» Texto para leitura

----------------

A convenção de condomínio é o ato pelo qual se institui o condomínio e onde contém todas as regras gerais, o modo de usar as coisas e os espaços em comum, a discriminação das partes de propriedade exclusiva, etc. Junto com a convenção, é possível, através de contrato ou deliberação em assembleia, aprovar o Regimento Interno, documento que regulamenta as questões do dia-a-dia e disciplina dos moradores.
Entretanto, não é possível a criação de cláusula limitadora ao direito de propriedade do herdeiro, vez que seria inconstitucional por violar o direito de herança, contido no artigo 5º, XXX da CF.
Desta forma, entende-se, a princípio, que o cohousing criado através do condomínio não é a estrutura ideal para esse tipo de moradia no Brasil, não sendo possível, pelo menos até o momento, limitar o direito de propriedade do herdeiro e o seu ingresso para prosseguir com os objetivos iniciais do cohousing, caso fosse adotada essa forma.
3.2 Formas de adequação da cláusula sucessória
Sabe-se que o contrato constitui negócio jurídico bilateral e plurilateral, possuindo, assim, os mesmos requisitos de validade dos negócios jurídicos em geral, conforme explica Xxxxxx Xxxxxxx (2020, p. 16).
Por essa razão é que, para que a celebração do instrumento do cohousing tenha validade, necessário que possua alguns elementos essenciais, tais como: agente capaz,
vontade livre, objeto lícito, possível, determinado ou determinável e forma prescrita e não defesa em lei.

----------------

» Dados fornecidos
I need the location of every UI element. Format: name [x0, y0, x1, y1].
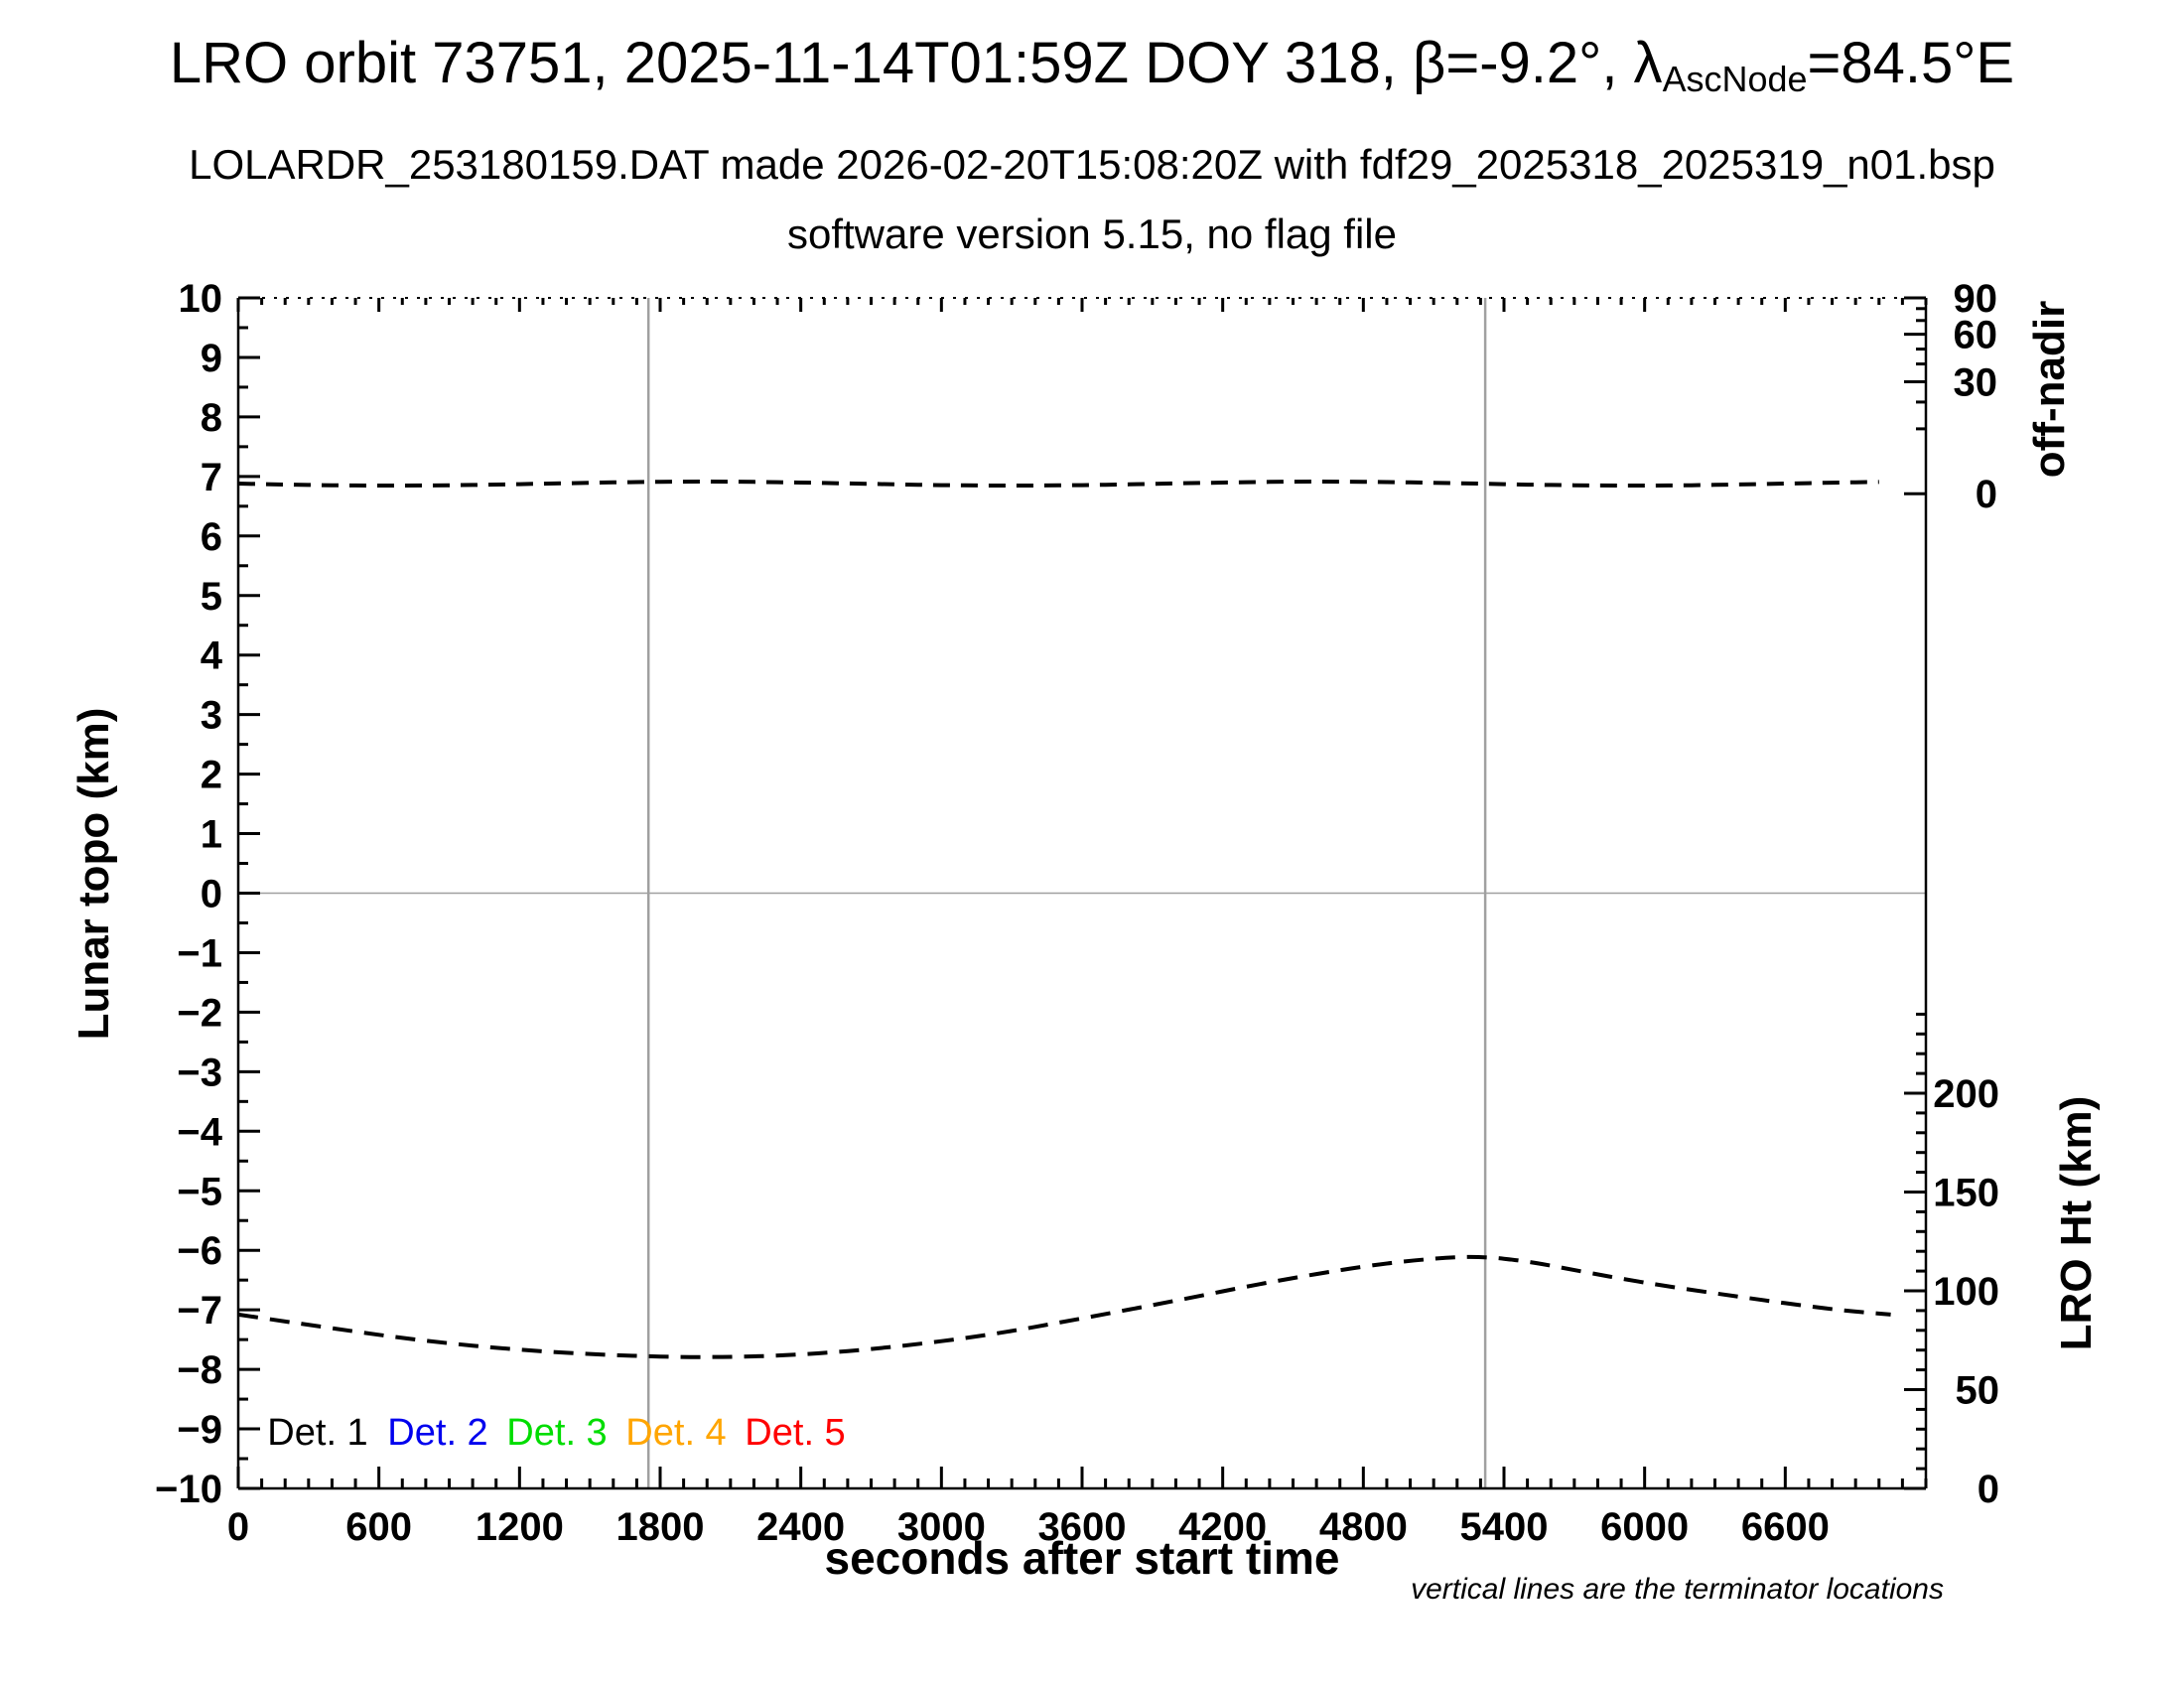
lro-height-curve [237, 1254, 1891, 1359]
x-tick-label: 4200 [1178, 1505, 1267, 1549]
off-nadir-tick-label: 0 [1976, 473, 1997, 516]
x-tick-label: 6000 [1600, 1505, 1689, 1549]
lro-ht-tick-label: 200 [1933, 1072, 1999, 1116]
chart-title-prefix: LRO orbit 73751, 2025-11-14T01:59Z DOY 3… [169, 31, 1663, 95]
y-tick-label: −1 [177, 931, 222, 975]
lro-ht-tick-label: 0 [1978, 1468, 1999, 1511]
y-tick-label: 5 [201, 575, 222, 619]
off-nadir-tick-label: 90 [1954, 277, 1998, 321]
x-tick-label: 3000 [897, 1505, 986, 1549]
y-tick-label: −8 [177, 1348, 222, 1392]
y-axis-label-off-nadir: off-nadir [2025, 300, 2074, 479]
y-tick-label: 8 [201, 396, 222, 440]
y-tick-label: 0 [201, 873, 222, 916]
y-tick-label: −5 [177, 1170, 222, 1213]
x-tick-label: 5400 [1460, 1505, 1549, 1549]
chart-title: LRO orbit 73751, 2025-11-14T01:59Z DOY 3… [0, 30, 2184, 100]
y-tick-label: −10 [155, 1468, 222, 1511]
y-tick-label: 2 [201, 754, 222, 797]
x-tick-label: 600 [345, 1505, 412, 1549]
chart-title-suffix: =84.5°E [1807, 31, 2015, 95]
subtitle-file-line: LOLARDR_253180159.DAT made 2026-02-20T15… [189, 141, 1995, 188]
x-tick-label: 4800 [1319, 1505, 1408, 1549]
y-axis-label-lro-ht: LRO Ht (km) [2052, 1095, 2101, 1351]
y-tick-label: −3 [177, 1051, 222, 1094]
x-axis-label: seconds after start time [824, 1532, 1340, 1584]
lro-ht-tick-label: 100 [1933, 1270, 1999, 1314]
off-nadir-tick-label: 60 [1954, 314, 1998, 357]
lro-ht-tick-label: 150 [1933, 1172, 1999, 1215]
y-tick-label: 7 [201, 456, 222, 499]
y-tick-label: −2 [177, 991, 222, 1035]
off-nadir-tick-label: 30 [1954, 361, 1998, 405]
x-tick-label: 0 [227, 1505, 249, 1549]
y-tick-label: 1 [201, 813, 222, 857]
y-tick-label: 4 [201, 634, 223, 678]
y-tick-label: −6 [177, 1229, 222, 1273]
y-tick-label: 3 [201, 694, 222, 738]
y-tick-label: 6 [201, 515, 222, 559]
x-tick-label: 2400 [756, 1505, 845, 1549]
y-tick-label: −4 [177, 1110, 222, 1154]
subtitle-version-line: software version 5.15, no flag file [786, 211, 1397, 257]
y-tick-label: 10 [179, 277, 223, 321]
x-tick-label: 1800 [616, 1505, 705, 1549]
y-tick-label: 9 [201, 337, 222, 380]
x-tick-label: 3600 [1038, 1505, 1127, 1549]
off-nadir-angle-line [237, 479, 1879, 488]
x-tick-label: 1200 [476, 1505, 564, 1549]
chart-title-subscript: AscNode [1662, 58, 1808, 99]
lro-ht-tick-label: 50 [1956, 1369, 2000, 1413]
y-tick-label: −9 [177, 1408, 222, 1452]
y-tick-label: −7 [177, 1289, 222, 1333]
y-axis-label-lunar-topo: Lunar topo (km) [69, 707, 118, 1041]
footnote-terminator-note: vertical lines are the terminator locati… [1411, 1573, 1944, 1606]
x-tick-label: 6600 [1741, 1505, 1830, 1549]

----------------

» Tarefas do exercício
a – Transcreva o trecho do texto sobre o cohousing que começa nas palavras "A convenção de" e termina após "disciplina dos moradores.".
b – De acordo com o texto sobre o cohousing, em que dispositivo da Constituição está contido o direito de herança?
c – Dê sequência ao texto sobre o cohousing a partir do ponto em que ele termina.
Os dados provêm de uma fonte diferente da do texto.

» Tarefas resolvidas
a –
A convenção de condomínio é o ato pelo qual se institui o condomínio e onde contém todas as regras gerais, o modo de usar as coisas e os espaços em comum, a discriminação das partes de propriedade exclusiva, etc. Junto com a convenção, é possível, através de contrato ou deliberação em assembleia, aprovar o Regimento Interno, documento que regulamenta as questões do dia-a-dia e disciplina dos moradores.

b – No artigo 5º, XXX da CF.

c –
Sendo assim, a elaboração das cláusulas que irão dispor sobre como ocorrerá a possível transmissão aos herdeiros deve obedecer aos termos mencionados, com o risco de serem declaradas como inválidas ou até mesmo nulas.
É nesse sentido, por exemplo, que não vemos como possível no Brasil o cohousing ser instituído por condomínio, assim como mencionado anteriormente, visto que há uma proibição legal de disposições que limitem o direito de herança.
Desta forma, conforme demonstrado com o estudo da legislação brasileira e tentativa de início do cohousing nesse país, é possível a inserção de cláusula sucessória no tocante ao direito do herdeiro sobre a cota do patrimônio da associação, se essa for a modalidade escolhida.
Com isso, o ideal é que a cláusula ou as cláusulas estejam dispostas no contrato.
Se for associação, por exemplo, o instrumento que rege é o estatuto.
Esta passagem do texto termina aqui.